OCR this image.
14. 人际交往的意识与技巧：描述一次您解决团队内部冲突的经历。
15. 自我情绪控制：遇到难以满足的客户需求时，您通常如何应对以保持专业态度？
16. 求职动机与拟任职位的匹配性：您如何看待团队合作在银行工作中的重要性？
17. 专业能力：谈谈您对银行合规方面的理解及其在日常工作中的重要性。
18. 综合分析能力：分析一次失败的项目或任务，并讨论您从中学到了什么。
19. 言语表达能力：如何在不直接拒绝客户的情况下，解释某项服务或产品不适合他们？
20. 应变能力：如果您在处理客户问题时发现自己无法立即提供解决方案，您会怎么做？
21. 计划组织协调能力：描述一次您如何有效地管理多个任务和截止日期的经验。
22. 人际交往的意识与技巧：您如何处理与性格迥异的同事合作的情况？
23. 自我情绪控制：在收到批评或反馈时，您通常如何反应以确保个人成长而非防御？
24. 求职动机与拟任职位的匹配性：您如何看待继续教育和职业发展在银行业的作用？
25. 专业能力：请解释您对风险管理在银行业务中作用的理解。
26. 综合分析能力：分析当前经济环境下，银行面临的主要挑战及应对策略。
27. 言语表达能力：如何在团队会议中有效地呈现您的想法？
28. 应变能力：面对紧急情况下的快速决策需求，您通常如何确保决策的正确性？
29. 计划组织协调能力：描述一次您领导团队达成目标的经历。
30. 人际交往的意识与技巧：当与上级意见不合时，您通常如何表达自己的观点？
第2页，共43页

---

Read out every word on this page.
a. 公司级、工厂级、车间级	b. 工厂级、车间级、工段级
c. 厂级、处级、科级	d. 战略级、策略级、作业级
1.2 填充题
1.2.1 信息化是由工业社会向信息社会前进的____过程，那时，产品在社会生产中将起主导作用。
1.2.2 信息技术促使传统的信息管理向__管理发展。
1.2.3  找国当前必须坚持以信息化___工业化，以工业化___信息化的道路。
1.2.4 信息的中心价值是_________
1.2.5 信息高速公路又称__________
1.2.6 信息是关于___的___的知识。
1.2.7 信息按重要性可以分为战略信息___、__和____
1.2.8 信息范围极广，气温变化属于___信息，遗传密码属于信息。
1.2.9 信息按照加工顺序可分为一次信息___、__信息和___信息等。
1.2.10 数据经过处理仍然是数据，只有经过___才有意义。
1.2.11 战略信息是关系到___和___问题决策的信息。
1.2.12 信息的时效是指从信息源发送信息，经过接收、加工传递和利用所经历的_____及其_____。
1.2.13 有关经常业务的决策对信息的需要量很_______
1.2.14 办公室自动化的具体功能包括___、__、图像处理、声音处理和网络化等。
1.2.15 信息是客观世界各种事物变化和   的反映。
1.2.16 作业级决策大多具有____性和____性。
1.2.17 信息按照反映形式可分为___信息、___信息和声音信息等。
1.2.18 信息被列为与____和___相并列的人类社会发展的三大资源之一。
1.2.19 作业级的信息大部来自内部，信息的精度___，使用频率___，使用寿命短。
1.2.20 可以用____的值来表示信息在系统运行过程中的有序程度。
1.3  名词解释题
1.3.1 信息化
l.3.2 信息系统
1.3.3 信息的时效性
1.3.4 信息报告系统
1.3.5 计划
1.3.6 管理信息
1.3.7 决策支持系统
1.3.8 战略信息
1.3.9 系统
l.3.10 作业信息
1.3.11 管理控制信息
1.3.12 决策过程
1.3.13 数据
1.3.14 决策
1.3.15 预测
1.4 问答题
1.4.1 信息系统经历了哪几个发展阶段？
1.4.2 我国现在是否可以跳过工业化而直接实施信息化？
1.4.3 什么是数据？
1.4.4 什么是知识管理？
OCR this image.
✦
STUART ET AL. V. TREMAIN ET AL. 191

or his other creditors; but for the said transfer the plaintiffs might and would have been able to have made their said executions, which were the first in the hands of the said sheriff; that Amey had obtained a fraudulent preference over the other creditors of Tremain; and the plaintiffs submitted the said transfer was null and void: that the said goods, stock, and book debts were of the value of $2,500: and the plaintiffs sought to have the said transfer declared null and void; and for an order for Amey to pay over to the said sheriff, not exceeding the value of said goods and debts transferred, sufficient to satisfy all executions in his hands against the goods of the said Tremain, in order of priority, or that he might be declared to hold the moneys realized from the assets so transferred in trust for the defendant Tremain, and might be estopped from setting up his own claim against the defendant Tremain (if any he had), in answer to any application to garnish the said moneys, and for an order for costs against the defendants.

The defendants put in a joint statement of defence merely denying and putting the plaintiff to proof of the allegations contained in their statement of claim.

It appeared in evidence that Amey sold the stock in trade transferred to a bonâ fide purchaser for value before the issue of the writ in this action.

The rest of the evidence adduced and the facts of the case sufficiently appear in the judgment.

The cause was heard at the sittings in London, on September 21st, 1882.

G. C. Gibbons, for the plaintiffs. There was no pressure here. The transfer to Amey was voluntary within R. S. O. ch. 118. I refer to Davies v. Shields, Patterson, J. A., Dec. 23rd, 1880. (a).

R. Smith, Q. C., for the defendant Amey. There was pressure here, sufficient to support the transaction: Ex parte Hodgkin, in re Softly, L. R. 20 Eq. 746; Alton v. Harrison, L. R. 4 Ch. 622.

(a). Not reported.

...

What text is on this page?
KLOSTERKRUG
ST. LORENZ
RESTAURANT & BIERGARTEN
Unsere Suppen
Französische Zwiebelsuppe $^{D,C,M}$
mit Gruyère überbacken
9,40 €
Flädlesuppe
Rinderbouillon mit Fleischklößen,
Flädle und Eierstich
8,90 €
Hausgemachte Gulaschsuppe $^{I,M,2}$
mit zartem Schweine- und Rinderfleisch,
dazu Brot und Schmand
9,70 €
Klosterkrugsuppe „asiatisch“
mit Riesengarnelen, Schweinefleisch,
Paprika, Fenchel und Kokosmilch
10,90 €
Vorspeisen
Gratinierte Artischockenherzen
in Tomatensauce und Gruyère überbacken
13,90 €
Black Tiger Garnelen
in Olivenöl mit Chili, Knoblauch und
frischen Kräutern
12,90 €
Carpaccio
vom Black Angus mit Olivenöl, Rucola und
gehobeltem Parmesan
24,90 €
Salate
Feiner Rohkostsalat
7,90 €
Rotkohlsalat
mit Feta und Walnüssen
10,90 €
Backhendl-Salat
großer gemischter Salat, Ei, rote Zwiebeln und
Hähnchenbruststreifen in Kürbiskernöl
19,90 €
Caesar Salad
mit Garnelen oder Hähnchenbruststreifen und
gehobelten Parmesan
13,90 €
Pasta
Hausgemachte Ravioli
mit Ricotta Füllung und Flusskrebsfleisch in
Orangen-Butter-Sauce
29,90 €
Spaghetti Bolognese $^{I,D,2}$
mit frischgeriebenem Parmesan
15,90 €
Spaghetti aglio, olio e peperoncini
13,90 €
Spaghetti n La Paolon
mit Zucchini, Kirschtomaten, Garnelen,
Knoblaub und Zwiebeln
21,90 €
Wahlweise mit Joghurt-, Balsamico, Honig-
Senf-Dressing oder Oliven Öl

Challenge:
All lines in the data that contain the word "Olivenöl" should be copied.

Task solution:
in Olivenöl mit Chili, Knoblauch und
vom Black Angus mit Olivenöl, Rucola und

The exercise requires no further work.